• Problem
Extract, from the records beneath this instruction, each line that contains the word "Coefmilk".

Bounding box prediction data
----------------------------------------

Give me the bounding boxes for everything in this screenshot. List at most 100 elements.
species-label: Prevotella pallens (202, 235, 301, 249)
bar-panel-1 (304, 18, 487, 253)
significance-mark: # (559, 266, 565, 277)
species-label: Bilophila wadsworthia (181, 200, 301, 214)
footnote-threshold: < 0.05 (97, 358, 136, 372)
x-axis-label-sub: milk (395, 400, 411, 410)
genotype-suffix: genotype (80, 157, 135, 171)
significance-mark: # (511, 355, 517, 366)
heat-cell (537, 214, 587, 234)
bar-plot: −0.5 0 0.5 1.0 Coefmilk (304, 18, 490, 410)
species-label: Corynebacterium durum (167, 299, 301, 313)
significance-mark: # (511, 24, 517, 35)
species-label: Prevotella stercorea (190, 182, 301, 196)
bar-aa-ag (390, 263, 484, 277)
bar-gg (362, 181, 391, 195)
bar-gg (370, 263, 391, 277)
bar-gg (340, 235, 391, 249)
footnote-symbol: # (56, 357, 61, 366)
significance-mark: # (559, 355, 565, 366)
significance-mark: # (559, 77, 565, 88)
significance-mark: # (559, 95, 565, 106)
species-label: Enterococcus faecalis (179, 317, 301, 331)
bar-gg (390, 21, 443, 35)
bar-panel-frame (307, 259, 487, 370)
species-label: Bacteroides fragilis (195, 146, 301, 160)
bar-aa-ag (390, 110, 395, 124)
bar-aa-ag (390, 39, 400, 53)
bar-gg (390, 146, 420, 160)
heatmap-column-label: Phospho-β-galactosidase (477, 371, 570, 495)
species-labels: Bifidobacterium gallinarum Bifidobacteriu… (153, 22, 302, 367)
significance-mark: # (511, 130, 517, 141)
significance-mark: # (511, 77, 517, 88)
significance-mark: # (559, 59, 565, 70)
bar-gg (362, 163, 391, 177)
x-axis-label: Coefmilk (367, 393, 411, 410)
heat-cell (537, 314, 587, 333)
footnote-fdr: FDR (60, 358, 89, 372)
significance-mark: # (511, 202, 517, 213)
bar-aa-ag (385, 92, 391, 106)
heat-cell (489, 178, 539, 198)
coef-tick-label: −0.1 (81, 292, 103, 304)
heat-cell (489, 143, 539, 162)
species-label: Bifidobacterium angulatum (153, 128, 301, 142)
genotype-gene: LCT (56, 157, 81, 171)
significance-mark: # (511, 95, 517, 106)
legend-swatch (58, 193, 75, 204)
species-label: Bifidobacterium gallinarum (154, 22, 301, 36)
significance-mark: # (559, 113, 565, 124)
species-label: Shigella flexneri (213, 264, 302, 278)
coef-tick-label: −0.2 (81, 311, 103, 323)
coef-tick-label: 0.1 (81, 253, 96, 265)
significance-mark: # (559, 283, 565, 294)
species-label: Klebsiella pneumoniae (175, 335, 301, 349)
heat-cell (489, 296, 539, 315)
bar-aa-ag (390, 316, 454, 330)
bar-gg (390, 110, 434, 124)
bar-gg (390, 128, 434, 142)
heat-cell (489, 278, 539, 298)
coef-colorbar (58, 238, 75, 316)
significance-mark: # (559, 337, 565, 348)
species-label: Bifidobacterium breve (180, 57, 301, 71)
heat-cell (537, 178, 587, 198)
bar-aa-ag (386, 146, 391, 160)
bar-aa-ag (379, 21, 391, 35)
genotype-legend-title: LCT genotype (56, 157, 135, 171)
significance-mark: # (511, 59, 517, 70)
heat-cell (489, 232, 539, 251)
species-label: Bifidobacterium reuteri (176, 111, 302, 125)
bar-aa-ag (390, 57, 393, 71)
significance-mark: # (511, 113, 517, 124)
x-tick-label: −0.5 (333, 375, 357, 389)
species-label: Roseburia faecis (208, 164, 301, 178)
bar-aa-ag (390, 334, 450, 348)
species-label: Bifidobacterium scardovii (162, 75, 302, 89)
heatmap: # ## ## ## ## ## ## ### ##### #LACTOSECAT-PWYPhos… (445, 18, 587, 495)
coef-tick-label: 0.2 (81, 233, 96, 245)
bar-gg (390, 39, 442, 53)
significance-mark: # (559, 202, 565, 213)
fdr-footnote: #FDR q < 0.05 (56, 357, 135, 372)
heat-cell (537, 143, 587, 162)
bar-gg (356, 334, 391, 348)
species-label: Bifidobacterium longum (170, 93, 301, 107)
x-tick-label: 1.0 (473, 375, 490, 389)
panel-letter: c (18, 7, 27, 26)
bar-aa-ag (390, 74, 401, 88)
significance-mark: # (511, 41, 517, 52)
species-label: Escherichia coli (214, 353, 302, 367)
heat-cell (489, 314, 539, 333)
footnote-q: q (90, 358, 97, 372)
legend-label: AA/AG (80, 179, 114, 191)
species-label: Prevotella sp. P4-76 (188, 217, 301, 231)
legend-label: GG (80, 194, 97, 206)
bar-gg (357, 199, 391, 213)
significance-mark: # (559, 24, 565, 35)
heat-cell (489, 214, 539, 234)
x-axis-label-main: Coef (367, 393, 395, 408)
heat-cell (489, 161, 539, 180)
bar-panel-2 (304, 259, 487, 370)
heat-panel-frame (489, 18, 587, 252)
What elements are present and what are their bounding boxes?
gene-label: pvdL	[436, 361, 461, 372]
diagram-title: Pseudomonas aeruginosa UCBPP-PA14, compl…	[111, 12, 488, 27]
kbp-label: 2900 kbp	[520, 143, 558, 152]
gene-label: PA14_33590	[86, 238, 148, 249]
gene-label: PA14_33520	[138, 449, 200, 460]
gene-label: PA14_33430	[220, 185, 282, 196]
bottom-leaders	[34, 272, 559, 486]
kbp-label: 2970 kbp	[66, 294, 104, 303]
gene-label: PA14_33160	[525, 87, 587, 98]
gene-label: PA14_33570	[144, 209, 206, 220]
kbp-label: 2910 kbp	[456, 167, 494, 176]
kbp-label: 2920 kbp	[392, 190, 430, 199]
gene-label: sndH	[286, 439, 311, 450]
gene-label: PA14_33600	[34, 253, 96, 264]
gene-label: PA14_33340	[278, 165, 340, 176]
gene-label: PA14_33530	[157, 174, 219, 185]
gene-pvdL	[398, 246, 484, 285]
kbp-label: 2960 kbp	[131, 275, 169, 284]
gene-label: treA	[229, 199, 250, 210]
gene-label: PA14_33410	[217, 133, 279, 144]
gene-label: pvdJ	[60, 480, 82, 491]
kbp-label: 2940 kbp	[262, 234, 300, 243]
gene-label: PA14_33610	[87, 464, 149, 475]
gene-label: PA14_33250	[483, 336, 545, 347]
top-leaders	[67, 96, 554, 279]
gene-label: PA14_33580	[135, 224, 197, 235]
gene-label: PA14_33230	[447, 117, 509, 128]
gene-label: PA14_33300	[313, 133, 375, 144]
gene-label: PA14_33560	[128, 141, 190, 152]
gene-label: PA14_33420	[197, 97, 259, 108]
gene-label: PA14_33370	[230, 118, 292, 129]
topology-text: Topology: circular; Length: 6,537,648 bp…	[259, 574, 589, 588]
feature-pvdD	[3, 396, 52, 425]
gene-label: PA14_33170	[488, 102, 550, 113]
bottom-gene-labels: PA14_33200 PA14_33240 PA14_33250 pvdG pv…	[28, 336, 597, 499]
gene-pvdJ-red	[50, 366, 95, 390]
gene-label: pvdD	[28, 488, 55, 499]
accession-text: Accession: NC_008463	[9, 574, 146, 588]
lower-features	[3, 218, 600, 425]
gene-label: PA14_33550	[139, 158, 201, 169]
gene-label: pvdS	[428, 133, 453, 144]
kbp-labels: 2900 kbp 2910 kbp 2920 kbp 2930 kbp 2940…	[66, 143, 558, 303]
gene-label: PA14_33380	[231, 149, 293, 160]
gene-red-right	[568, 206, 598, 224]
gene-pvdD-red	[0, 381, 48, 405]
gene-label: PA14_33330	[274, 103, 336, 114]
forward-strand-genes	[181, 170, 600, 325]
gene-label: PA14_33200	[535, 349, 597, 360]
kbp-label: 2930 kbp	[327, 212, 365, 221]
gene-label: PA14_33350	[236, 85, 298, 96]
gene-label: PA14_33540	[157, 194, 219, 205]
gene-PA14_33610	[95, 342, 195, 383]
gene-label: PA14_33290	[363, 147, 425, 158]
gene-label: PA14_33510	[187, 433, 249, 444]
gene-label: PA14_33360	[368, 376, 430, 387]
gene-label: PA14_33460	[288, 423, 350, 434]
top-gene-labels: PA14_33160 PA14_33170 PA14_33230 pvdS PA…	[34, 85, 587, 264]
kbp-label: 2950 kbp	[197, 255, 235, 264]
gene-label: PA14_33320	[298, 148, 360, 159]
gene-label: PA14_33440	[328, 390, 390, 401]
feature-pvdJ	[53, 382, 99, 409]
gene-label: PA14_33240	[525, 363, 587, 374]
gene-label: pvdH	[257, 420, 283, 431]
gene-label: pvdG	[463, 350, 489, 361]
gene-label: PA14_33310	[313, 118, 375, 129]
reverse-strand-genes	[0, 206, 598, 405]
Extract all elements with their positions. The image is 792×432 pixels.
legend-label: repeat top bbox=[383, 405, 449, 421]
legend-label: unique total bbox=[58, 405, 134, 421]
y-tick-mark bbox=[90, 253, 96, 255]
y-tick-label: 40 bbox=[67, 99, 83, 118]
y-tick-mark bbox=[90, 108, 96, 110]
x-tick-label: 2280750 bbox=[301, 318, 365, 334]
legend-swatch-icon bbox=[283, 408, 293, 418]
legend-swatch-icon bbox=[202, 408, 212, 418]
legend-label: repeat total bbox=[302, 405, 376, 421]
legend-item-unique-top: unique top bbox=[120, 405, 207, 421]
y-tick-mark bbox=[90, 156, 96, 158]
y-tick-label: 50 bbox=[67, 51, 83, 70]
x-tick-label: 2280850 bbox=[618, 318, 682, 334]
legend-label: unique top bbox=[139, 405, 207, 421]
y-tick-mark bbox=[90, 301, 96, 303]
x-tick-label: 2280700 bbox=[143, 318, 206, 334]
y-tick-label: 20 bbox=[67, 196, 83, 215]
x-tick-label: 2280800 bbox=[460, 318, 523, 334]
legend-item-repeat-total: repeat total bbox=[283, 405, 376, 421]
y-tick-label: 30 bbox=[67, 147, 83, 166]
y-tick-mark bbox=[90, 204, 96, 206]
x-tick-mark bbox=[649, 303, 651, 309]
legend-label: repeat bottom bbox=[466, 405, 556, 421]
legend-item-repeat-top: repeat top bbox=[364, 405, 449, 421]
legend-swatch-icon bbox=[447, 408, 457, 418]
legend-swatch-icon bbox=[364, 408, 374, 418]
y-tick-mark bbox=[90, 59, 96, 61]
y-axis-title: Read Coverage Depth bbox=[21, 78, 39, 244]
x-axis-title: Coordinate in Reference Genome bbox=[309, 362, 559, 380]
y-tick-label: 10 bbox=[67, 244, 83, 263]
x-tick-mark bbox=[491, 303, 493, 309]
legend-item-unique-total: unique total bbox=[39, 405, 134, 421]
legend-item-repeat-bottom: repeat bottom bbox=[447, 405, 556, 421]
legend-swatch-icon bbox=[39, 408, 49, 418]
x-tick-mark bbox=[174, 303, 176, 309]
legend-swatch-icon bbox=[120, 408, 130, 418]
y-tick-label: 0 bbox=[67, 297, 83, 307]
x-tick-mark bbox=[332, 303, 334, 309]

----------------------------------------

• Answer to this exercise
bar-plot: −0.5 0 0.5 1.0 Coefmilk (304, 18, 490, 410)
x-axis-label: Coefmilk (367, 393, 411, 410)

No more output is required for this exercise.